## EXERCISE PROMPT
Among the records below, find each line that includes the string "terremoto" and copy it.

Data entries
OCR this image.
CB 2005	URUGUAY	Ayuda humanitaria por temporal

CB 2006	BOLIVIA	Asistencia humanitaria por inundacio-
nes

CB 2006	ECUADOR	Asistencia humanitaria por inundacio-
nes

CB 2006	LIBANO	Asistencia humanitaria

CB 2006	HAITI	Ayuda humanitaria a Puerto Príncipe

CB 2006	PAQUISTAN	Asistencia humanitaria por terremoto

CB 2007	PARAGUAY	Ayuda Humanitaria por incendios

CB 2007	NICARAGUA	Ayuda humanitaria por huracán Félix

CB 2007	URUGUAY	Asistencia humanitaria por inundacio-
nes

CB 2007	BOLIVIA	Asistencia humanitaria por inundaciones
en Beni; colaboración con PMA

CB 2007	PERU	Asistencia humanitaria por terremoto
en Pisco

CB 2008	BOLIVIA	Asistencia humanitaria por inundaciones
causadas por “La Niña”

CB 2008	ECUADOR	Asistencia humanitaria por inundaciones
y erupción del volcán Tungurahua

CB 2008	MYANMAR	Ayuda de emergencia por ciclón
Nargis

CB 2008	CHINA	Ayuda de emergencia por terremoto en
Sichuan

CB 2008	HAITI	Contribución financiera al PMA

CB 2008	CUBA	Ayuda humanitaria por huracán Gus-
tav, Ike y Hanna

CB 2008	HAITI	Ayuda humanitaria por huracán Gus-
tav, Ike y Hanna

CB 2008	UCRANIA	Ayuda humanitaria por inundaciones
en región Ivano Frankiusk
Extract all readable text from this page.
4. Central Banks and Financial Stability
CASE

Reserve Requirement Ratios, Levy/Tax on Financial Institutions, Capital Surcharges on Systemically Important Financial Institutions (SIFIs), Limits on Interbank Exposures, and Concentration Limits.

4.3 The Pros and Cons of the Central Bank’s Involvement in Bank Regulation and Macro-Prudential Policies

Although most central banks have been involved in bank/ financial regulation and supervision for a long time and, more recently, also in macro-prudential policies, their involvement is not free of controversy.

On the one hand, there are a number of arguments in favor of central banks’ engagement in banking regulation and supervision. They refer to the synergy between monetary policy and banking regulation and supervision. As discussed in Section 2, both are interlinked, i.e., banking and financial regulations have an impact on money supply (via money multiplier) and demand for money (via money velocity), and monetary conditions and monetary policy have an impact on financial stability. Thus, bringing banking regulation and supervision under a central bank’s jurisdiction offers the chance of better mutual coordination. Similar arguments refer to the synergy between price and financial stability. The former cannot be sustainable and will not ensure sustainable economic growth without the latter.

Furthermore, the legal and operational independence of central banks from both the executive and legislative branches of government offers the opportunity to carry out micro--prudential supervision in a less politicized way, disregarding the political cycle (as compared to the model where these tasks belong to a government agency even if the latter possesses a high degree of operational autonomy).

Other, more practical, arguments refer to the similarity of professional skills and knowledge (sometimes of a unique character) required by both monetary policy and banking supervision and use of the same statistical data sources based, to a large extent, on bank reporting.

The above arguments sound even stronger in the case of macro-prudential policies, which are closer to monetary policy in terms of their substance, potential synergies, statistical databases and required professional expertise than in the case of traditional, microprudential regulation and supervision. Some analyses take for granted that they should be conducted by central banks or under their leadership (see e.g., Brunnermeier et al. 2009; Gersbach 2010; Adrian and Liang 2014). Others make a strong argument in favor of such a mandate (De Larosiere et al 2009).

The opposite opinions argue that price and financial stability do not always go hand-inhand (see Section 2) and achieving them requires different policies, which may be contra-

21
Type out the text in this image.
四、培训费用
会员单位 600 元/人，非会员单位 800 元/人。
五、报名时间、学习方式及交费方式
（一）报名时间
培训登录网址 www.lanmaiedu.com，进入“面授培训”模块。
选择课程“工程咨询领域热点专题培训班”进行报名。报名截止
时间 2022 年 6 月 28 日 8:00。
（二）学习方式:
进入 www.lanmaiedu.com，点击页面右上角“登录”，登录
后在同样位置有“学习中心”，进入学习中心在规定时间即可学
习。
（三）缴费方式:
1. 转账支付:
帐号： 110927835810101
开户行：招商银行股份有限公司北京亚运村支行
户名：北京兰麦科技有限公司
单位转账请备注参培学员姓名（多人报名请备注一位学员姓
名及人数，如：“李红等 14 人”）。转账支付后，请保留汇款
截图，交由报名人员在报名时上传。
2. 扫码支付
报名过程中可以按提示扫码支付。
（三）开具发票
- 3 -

## SOLUTION FOR THIS PROBLEM
CB 2006	PAQUISTAN	Asistencia humanitaria por terremoto
CB 2007	PERU	Asistencia humanitaria por terremoto
CB 2008	CHINA	Ayuda de emergencia por terremoto en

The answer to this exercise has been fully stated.